In the listing below, locate the lines that hold the string "ضحكت". Copy those lines.

[begin DATASET EXCERPTS]

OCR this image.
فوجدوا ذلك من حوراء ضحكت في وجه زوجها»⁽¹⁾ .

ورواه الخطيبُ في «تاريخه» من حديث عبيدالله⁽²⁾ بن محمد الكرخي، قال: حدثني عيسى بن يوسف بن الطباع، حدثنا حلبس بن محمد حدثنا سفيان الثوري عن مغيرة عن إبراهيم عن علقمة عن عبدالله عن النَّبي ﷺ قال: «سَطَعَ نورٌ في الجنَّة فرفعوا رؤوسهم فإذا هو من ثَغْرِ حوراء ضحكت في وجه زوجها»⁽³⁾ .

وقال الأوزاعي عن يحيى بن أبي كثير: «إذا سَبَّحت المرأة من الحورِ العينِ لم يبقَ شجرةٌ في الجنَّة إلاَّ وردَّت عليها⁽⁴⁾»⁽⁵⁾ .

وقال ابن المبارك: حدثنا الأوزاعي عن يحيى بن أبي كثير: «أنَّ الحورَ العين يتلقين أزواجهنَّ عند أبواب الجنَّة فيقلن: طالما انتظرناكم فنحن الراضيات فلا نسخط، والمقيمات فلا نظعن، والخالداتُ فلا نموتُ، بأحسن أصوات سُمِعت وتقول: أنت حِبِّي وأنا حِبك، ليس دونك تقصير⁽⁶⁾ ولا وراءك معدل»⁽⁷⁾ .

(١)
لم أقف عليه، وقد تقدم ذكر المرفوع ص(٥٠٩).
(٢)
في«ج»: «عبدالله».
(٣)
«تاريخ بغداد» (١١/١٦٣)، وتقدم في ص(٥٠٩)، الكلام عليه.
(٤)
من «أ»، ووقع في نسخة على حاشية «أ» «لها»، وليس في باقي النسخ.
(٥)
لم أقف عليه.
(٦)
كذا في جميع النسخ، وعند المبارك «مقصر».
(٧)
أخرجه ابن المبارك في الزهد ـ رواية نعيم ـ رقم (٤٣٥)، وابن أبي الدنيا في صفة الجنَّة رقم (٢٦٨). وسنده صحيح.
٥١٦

[end DATASET EXCERPTS]

■ EXERCISE OUTPUT:
فوجدوا ذلك من حوراء ضحكت في وجه زوجها»⁽¹⁾ .
ورواه الخطيبُ في «تاريخه» من حديث عبيدالله⁽²⁾ بن محمد الكرخي، قال: حدثني عيسى بن يوسف بن الطباع، حدثنا حلبس بن محمد حدثنا سفيان الثوري عن مغيرة عن إبراهيم عن علقمة عن عبدالله عن النَّبي ﷺ قال: «سَطَعَ نورٌ في الجنَّة فرفعوا رؤوسهم فإذا هو من ثَغْرِ حوراء ضحكت في وجه زوجها»⁽³⁾ .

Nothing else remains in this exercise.